(Excerpt from a dataset)
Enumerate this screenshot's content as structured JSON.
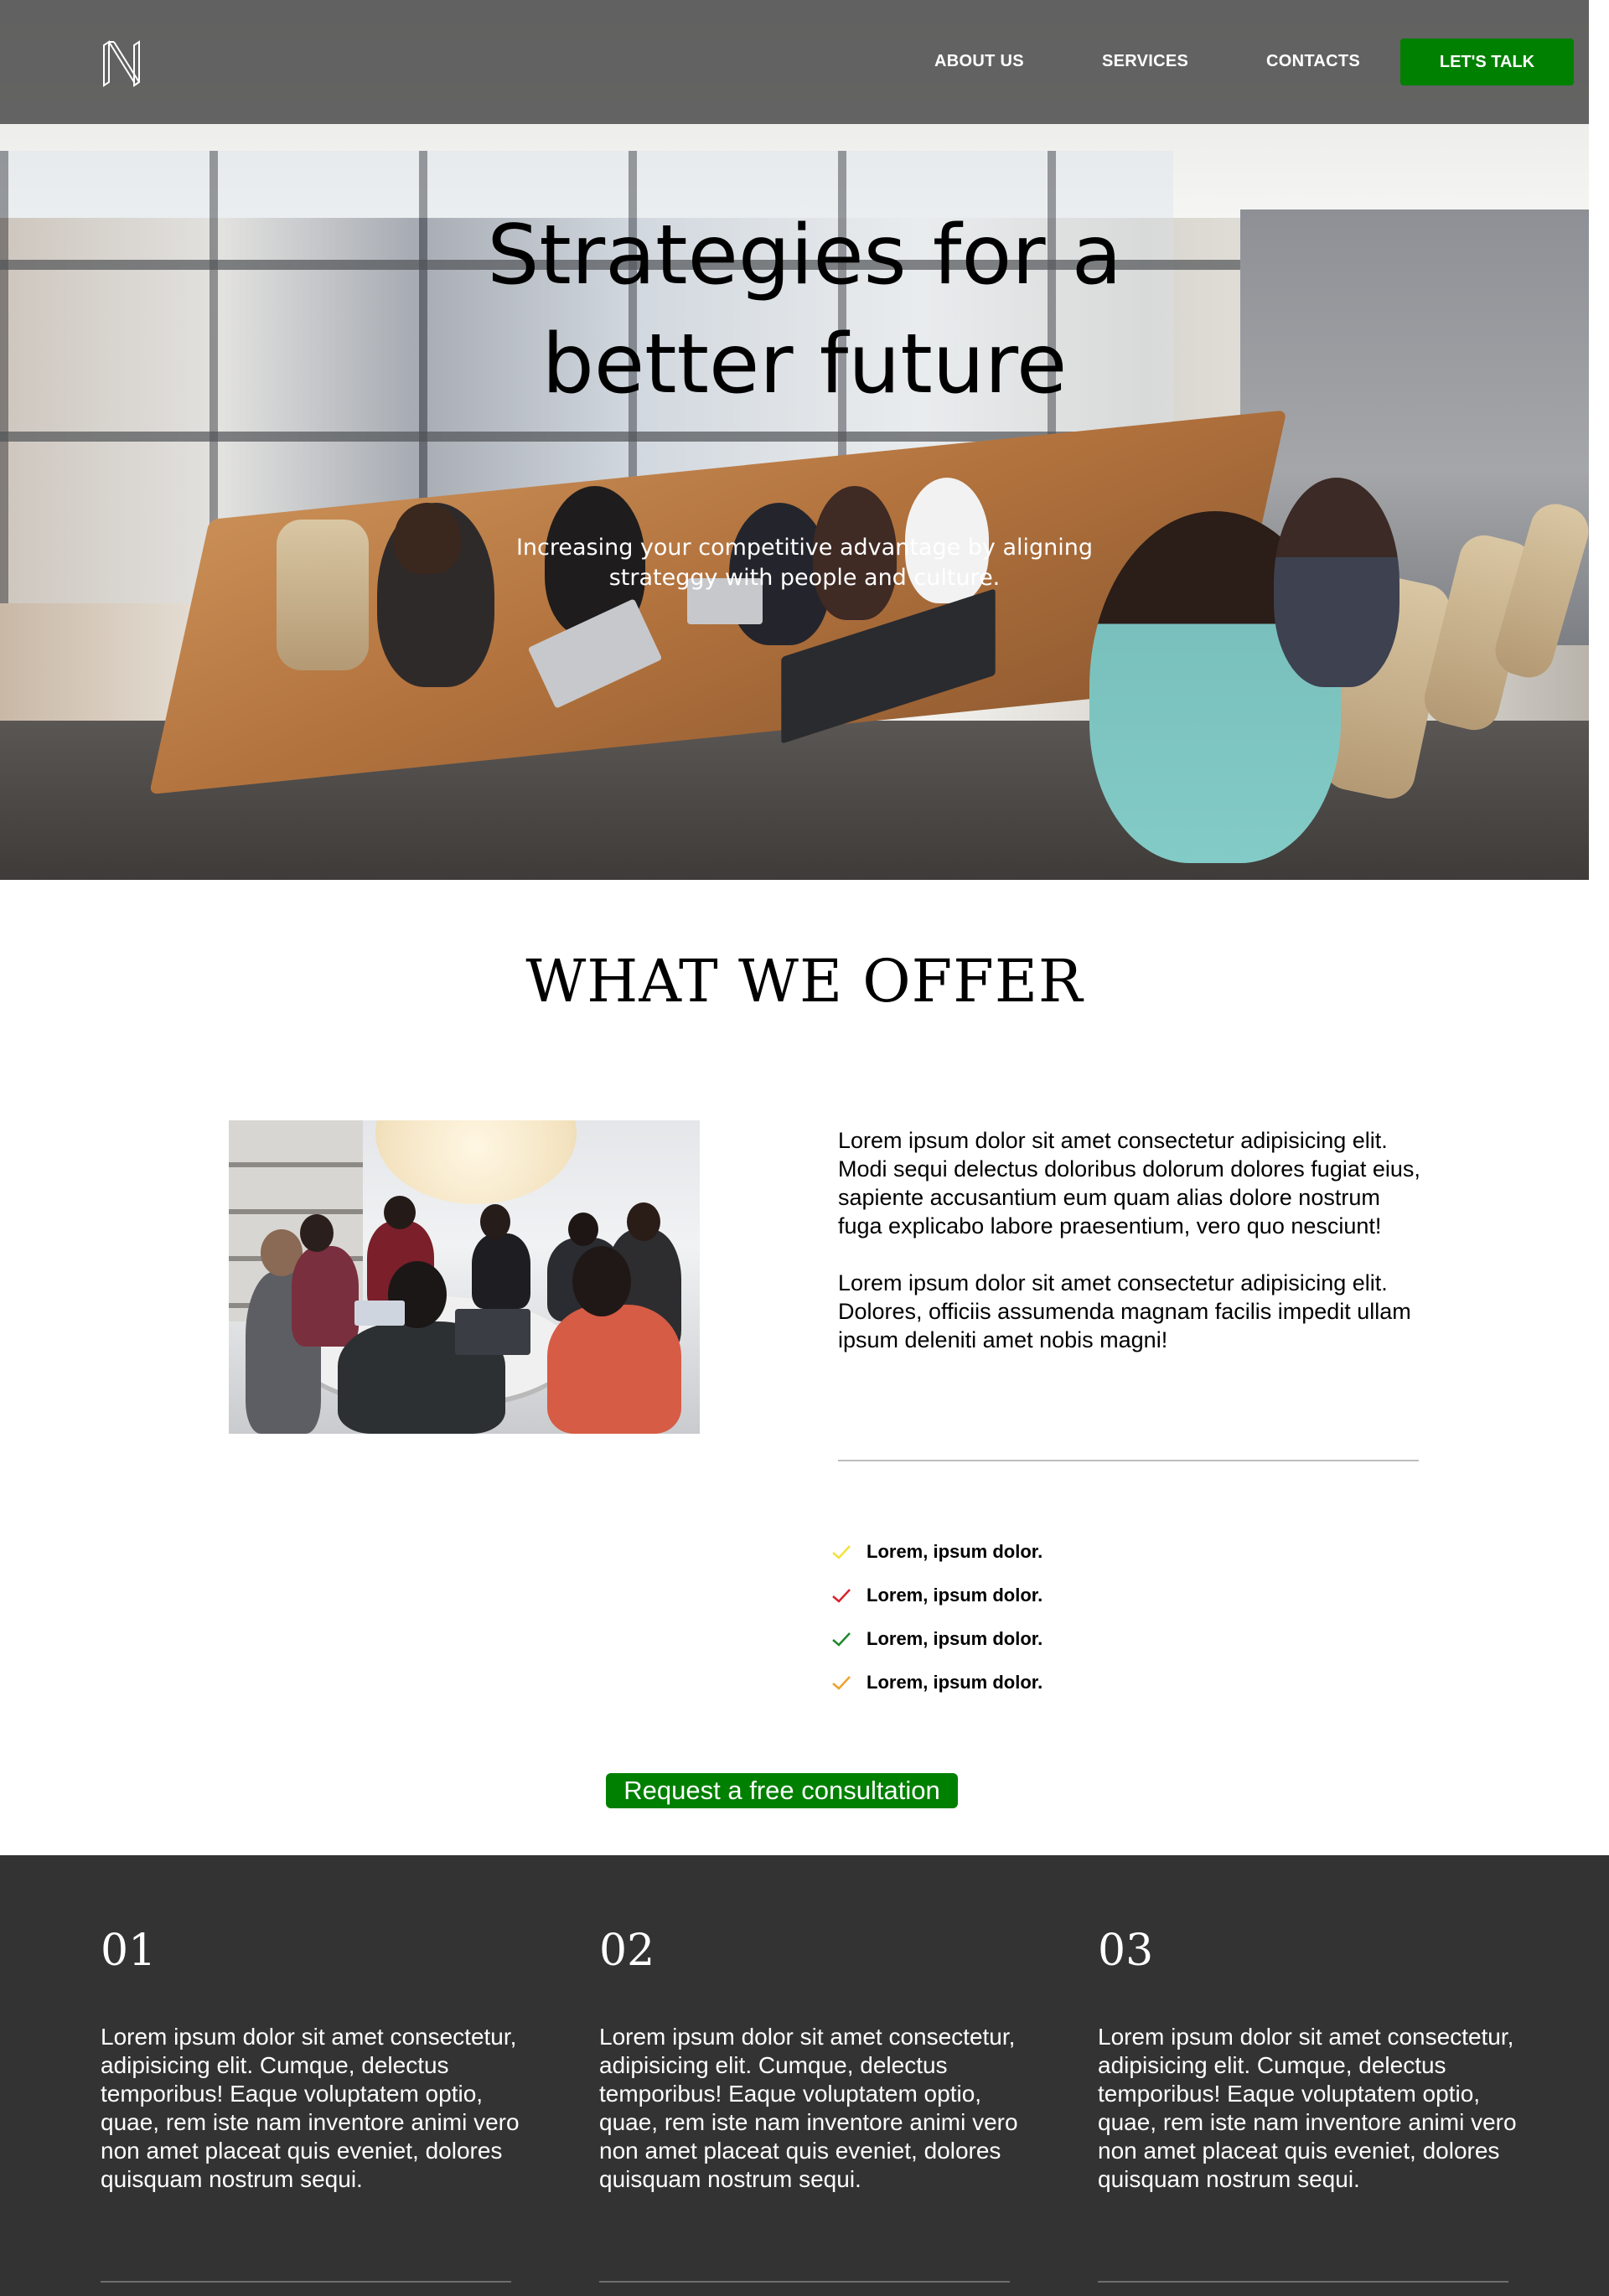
{
  "nav": {
    "logo_alt": "N",
    "links": [
      {
        "label": "ABOUT US"
      },
      {
        "label": "SERVICES"
      },
      {
        "label": "CONTACTS"
      }
    ],
    "cta_label": "LET'S TALK"
  },
  "hero": {
    "title": "Strategies for a better future",
    "subtitle": "Increasing your competitive advantage by aligning strateggy with people and culture."
  },
  "offer": {
    "title": "WHAT WE OFFER",
    "paragraphs": [
      "Lorem ipsum dolor sit amet consectetur adipisicing elit. Modi sequi delectus doloribus dolorum dolores fugiat eius, sapiente accusantium eum quam alias dolore nostrum fuga explicabo labore praesentium, vero quo nesciunt!",
      "Lorem ipsum dolor sit amet consectetur adipisicing elit. Dolores, officiis assumenda magnam facilis impedit ullam ipsum deleniti amet nobis magni!"
    ],
    "checklist": [
      {
        "label": "Lorem, ipsum dolor.",
        "icon": "check-icon",
        "color": "#f2e23a"
      },
      {
        "label": "Lorem, ipsum dolor.",
        "icon": "check-icon",
        "color": "#d9232e"
      },
      {
        "label": "Lorem, ipsum dolor.",
        "icon": "check-icon",
        "color": "#1f8a2e"
      },
      {
        "label": "Lorem, ipsum dolor.",
        "icon": "check-icon",
        "color": "#f0a12b"
      }
    ],
    "cta_label": "Request a free consultation"
  },
  "features": [
    {
      "number": "01",
      "text": "Lorem ipsum dolor sit amet consectetur, adipisicing elit. Cumque, delectus temporibus! Eaque voluptatem optio, quae, rem iste nam inventore animi vero non amet placeat quis eveniet, dolores quisquam nostrum sequi."
    },
    {
      "number": "02",
      "text": "Lorem ipsum dolor sit amet consectetur, adipisicing elit. Cumque, delectus temporibus! Eaque voluptatem optio, quae, rem iste nam inventore animi vero non amet placeat quis eveniet, dolores quisquam nostrum sequi."
    },
    {
      "number": "03",
      "text": "Lorem ipsum dolor sit amet consectetur, adipisicing elit. Cumque, delectus temporibus! Eaque voluptatem optio, quae, rem iste nam inventore animi vero non amet placeat quis eveniet, dolores quisquam nostrum sequi."
    }
  ],
  "colors": {
    "accent_green": "#008000",
    "navbar_bg": "#505050",
    "dark_section_bg": "#333333"
  }
}
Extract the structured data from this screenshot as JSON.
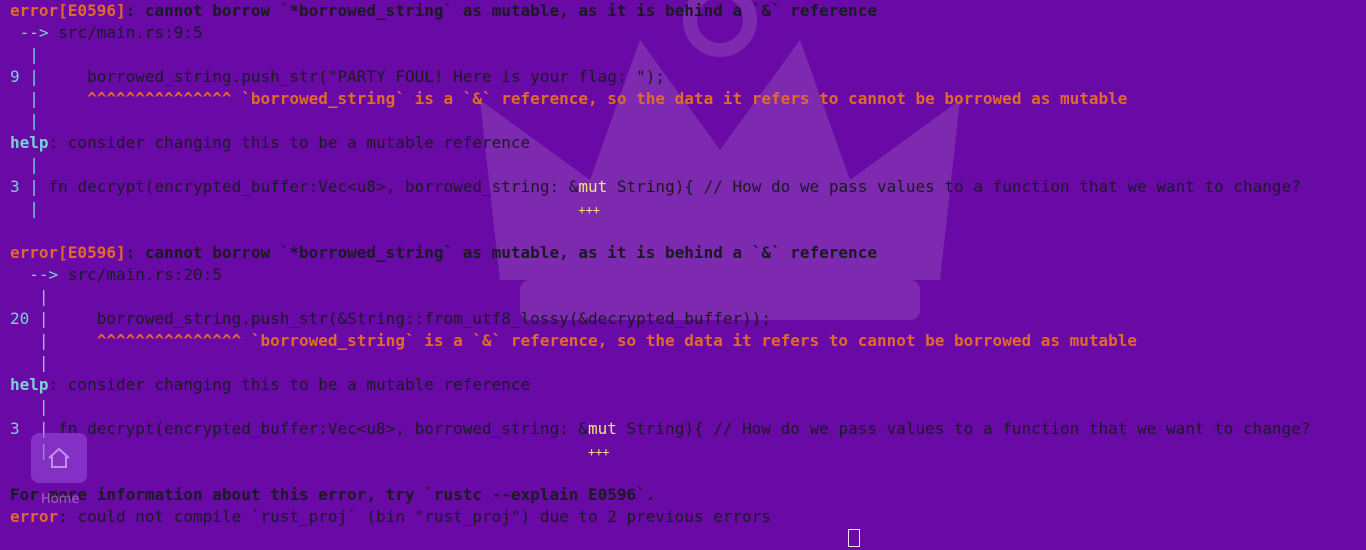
{
  "errors": [
    {
      "code": "error[E0596]",
      "message": ": cannot borrow `*borrowed_string` as mutable, as it is behind a `&` reference",
      "arrow": " --> ",
      "location": "src/main.rs:9:5",
      "line_no": "9",
      "source": "     borrowed_string.push_str(\"PARTY FOUL! Here is your flag: \");",
      "carets": "^^^^^^^^^^^^^^^ `borrowed_string` is a `&` reference, so the data it refers to cannot be borrowed as mutable",
      "help_word": "help",
      "help_text": ": consider changing this to be a mutable reference",
      "sugg_no": "3",
      "sugg_pre": "fn decrypt(encrypted_buffer:Vec<u8>, borrowed_string: &",
      "sugg_mut": "mut",
      "sugg_post": " String){ // How do we pass values to a function that we want to change?",
      "plus": "+++"
    },
    {
      "code": "error[E0596]",
      "message": ": cannot borrow `*borrowed_string` as mutable, as it is behind a `&` reference",
      "arrow": " --> ",
      "location": "src/main.rs:20:5",
      "line_no": "20",
      "source": "     borrowed_string.push_str(&String::from_utf8_lossy(&decrypted_buffer));",
      "carets": "^^^^^^^^^^^^^^^ `borrowed_string` is a `&` reference, so the data it refers to cannot be borrowed as mutable",
      "help_word": "help",
      "help_text": ": consider changing this to be a mutable reference",
      "sugg_no": "3",
      "sugg_pre": "fn decrypt(encrypted_buffer:Vec<u8>, borrowed_string: &",
      "sugg_mut": "mut",
      "sugg_post": " String){ // How do we pass values to a function that we want to change?",
      "plus": "+++"
    }
  ],
  "footer": {
    "more_info": "For more information about this error, try `rustc --explain E0596`.",
    "final_error_word": "error",
    "final_error_text": ": could not compile `rust_proj` (bin \"rust_proj\") due to 2 previous errors"
  },
  "home_widget": {
    "label": "Home",
    "icon": "home-icon"
  },
  "colors": {
    "background": "#6a0aa6",
    "error": "#e06a2c",
    "gutter": "#7ad0d6",
    "highlight": "#f2e37a"
  }
}
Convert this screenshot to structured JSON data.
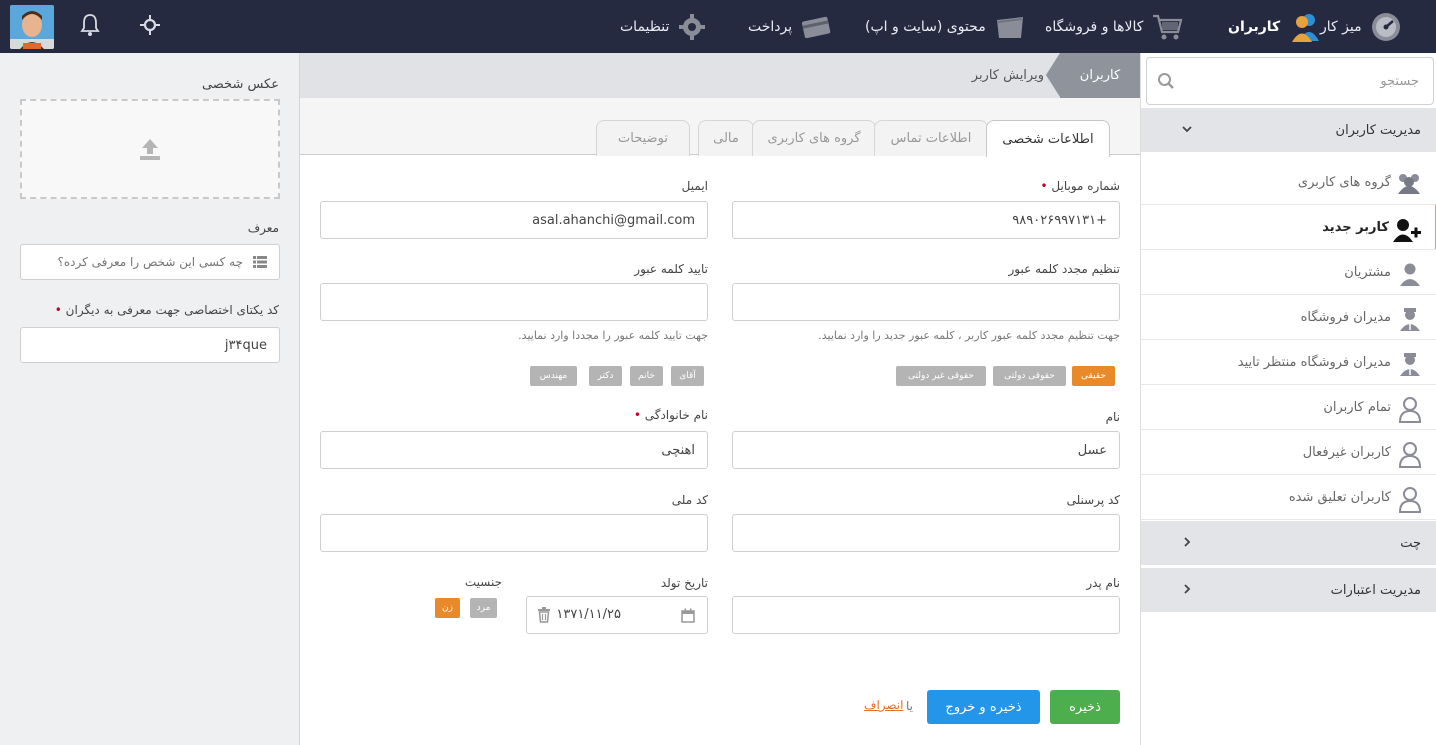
{
  "topbar": {
    "nav": [
      {
        "label": "میز کار",
        "icon": "dashboard-icon"
      },
      {
        "label": "کاربران",
        "icon": "users-icon"
      },
      {
        "label": "کالاها و فروشگاه",
        "icon": "cart-icon"
      },
      {
        "label": "محتوی (سایت و اپ)",
        "icon": "folder-icon"
      },
      {
        "label": "پرداخت",
        "icon": "credit-card-icon"
      },
      {
        "label": "تنظیمات",
        "icon": "gear-icon"
      }
    ],
    "colors": {
      "bar": "#262a40",
      "accent": "#e6a23c"
    }
  },
  "sidebar": {
    "search_placeholder": "جستجو",
    "section_users": "مدیریت کاربران",
    "items": [
      {
        "label": "گروه های کاربری"
      },
      {
        "label": "کاربر جدید"
      },
      {
        "label": "مشتریان"
      },
      {
        "label": "مدیران فروشگاه"
      },
      {
        "label": "مدیران فروشگاه منتظر تایید"
      },
      {
        "label": "تمام کاربران"
      },
      {
        "label": "کاربران غیرفعال"
      },
      {
        "label": "کاربران تعلیق شده"
      }
    ],
    "section_chat": "چت",
    "section_credit": "مدیریت اعتبارات"
  },
  "breadcrumb": {
    "root": "کاربران",
    "current": "ویرایش کاربر"
  },
  "tabs": [
    {
      "label": "اطلاعات شخصی"
    },
    {
      "label": "اطلاعات تماس"
    },
    {
      "label": "گروه های کاربری"
    },
    {
      "label": "مالی"
    },
    {
      "label": "توضیحات"
    }
  ],
  "form": {
    "mobile_label": "شماره موبایل",
    "mobile_value": "+۹۸۹۰۲۶۹۹۷۱۳۱",
    "email_label": "ایمیل",
    "email_value": "asal.ahanchi@gmail.com",
    "reset_pw_label": "تنظیم مجدد کلمه عبور",
    "reset_pw_help": "جهت تنظیم مجدد کلمه عبور کاربر ، کلمه عبور جدید را وارد نمایید.",
    "confirm_pw_label": "تایید کلمه عبور",
    "confirm_pw_help": "جهت تایید کلمه عبور را مجددا وارد نمایید.",
    "person_types": [
      "حقیقی",
      "حقوقی دولتی",
      "حقوقی غیر دولتی"
    ],
    "titles": [
      "آقای",
      "خانم",
      "دکتر",
      "مهندس"
    ],
    "first_name_label": "نام",
    "first_name_value": "عسل",
    "last_name_label": "نام خانوادگی",
    "last_name_value": "آهنچی",
    "personnel_code_label": "کد پرسنلی",
    "national_code_label": "کد ملی",
    "father_name_label": "نام پدر",
    "birth_date_label": "تاریخ تولد",
    "birth_date_value": "۱۳۷۱/۱۱/۲۵",
    "gender_label": "جنسیت",
    "gender_male": "مرد",
    "gender_female": "زن"
  },
  "actions": {
    "save": "ذخیره",
    "save_exit": "ذخیره و خروج",
    "or": "یا",
    "cancel": "انصراف"
  },
  "left": {
    "photo_label": "عکس شخصی",
    "referrer_label": "معرف",
    "referrer_placeholder": "چه کسی این شخص را معرفی کرده؟",
    "ref_code_label": "کد یکتای اختصاصی جهت معرفی به دیگران",
    "ref_code_value": "j۳۴que"
  }
}
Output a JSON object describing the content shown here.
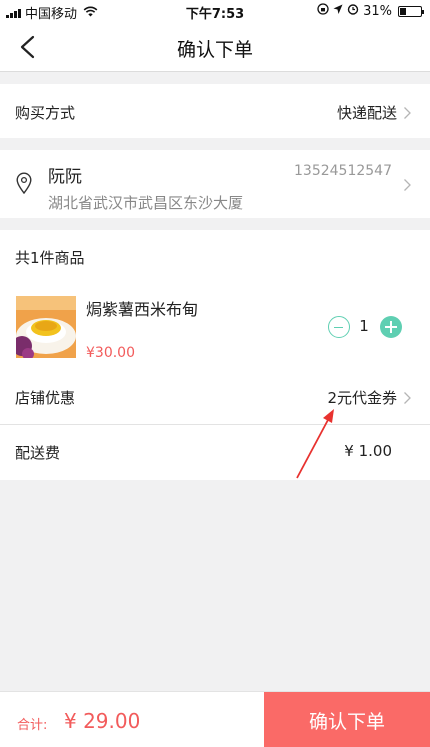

Exercise brief: Only the number is wanted: how many lines in the data include the word "گروه"?

Exercise answer: 2